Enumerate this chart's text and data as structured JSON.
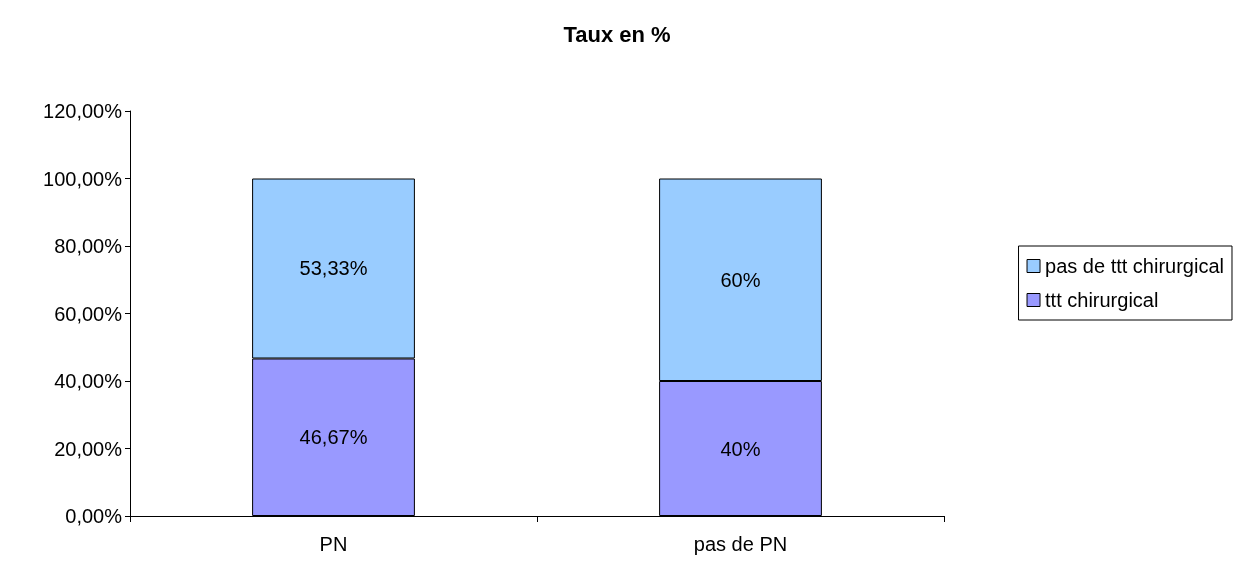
{
  "chart_data": {
    "type": "bar",
    "title": "Taux en %",
    "categories": [
      "PN",
      "pas de PN"
    ],
    "stacked": true,
    "series": [
      {
        "name": "ttt chirurgical",
        "color": "#9999ff",
        "values": [
          46.67,
          40
        ],
        "value_labels": [
          "46,67%",
          "40%"
        ]
      },
      {
        "name": "pas de ttt chirurgical",
        "color": "#99ccff",
        "values": [
          53.33,
          60
        ],
        "value_labels": [
          "53,33%",
          "60%"
        ]
      }
    ],
    "ylim": [
      0,
      120
    ],
    "yticks": [
      {
        "value": 0,
        "label": "0,00%"
      },
      {
        "value": 20,
        "label": "20,00%"
      },
      {
        "value": 40,
        "label": "40,00%"
      },
      {
        "value": 60,
        "label": "60,00%"
      },
      {
        "value": 80,
        "label": "80,00%"
      },
      {
        "value": 100,
        "label": "100,00%"
      },
      {
        "value": 120,
        "label": "120,00%"
      }
    ],
    "grid": false,
    "legend": "right"
  }
}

-----

* PROBLEM
Your task is to repeat the data above exactly while excluding the pictures.

* CORRECT OUTPUT
Enumerate this chart's text and data as structured JSON.
{
  "chart_data": {
    "type": "bar",
    "title": "Taux en %",
    "categories": [
      "PN",
      "pas de PN"
    ],
    "stacked": true,
    "series": [
      {
        "name": "ttt chirurgical",
        "color": "#9999ff",
        "values": [
          46.67,
          40
        ],
        "value_labels": [
          "46,67%",
          "40%"
        ]
      },
      {
        "name": "pas de ttt chirurgical",
        "color": "#99ccff",
        "values": [
          53.33,
          60
        ],
        "value_labels": [
          "53,33%",
          "60%"
        ]
      }
    ],
    "ylim": [
      0,
      120
    ],
    "yticks": [
      {
        "value": 0,
        "label": "0,00%"
      },
      {
        "value": 20,
        "label": "20,00%"
      },
      {
        "value": 40,
        "label": "40,00%"
      },
      {
        "value": 60,
        "label": "60,00%"
      },
      {
        "value": 80,
        "label": "80,00%"
      },
      {
        "value": 100,
        "label": "100,00%"
      },
      {
        "value": 120,
        "label": "120,00%"
      }
    ],
    "grid": false,
    "legend": "right"
  }
}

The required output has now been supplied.